# DATA EXCERPTS:
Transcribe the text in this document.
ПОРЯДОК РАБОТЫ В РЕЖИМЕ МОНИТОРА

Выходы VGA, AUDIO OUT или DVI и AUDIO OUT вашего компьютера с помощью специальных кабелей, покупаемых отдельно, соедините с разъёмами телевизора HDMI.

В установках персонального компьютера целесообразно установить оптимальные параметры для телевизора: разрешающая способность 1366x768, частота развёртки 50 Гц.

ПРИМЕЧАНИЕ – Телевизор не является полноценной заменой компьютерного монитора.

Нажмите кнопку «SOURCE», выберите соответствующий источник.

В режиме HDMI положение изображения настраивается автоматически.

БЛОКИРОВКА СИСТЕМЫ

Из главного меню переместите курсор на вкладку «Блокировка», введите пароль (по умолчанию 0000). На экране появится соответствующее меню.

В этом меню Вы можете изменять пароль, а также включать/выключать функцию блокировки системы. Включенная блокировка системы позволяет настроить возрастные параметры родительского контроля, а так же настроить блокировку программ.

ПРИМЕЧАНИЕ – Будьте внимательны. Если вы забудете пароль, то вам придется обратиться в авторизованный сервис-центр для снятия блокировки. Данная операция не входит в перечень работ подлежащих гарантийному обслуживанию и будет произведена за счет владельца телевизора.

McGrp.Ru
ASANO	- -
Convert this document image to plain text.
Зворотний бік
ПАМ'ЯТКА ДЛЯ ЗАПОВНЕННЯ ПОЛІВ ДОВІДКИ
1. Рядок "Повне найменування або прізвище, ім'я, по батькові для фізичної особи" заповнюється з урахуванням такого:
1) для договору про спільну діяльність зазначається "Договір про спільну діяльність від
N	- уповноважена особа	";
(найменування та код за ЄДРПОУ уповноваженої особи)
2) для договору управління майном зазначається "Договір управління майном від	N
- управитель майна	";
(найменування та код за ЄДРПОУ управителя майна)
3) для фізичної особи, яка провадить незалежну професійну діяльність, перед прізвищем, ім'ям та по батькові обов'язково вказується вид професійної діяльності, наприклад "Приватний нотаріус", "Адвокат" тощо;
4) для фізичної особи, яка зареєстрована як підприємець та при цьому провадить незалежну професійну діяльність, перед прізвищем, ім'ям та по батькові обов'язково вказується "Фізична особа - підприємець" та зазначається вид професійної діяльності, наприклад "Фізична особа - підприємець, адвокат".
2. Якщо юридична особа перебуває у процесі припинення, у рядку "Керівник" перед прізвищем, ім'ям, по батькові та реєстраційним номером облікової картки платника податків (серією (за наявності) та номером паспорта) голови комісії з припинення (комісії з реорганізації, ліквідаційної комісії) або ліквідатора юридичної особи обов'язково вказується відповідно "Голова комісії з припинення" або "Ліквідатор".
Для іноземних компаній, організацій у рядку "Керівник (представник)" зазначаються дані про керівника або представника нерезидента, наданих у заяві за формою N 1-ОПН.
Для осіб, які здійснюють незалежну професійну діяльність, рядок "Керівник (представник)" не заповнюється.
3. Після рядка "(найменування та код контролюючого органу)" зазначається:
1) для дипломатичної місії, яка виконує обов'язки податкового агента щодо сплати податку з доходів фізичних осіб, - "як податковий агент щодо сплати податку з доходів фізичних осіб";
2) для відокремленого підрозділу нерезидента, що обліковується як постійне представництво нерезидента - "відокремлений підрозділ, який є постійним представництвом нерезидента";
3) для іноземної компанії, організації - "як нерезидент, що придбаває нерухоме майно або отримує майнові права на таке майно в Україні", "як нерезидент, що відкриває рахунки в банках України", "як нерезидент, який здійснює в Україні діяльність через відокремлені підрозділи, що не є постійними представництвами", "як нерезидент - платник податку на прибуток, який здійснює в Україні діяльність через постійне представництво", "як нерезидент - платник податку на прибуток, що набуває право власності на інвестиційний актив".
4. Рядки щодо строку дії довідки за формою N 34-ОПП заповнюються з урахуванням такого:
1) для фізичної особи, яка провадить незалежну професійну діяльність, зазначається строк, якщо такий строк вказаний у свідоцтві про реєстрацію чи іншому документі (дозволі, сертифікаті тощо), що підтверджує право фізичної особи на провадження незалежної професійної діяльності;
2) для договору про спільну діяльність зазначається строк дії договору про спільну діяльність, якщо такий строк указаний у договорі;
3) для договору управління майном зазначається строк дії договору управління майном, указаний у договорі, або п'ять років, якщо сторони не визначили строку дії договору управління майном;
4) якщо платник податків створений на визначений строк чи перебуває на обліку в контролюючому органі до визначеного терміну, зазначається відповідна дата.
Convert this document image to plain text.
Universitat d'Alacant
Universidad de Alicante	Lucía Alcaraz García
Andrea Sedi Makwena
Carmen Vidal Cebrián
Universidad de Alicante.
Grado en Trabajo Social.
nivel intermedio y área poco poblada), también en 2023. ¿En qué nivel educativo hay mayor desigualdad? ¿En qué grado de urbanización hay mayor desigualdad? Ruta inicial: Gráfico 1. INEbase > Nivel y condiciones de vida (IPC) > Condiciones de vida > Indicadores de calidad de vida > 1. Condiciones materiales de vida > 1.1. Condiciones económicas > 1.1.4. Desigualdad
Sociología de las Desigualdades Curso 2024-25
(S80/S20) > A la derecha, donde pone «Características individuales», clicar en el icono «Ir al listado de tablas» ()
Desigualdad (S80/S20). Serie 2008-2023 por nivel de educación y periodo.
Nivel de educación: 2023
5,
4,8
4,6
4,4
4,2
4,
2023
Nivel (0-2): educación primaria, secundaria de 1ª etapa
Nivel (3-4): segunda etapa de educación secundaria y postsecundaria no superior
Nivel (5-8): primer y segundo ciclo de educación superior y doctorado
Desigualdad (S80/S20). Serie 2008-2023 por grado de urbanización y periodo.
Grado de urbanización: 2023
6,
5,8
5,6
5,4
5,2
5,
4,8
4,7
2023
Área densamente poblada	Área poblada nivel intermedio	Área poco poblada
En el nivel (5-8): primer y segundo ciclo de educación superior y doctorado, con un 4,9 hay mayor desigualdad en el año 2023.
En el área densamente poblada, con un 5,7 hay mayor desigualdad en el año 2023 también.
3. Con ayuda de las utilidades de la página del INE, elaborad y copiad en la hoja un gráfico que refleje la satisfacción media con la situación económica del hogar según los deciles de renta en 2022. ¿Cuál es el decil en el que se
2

# WORK TO DO:
Copy every line of the listing that includes the string "secundaria".

# RESPONSE TO THIS EXERCISE:
Nivel (0-2): educación primaria, secundaria de 1ª etapa
Nivel (3-4): segunda etapa de educación secundaria y postsecundaria no superior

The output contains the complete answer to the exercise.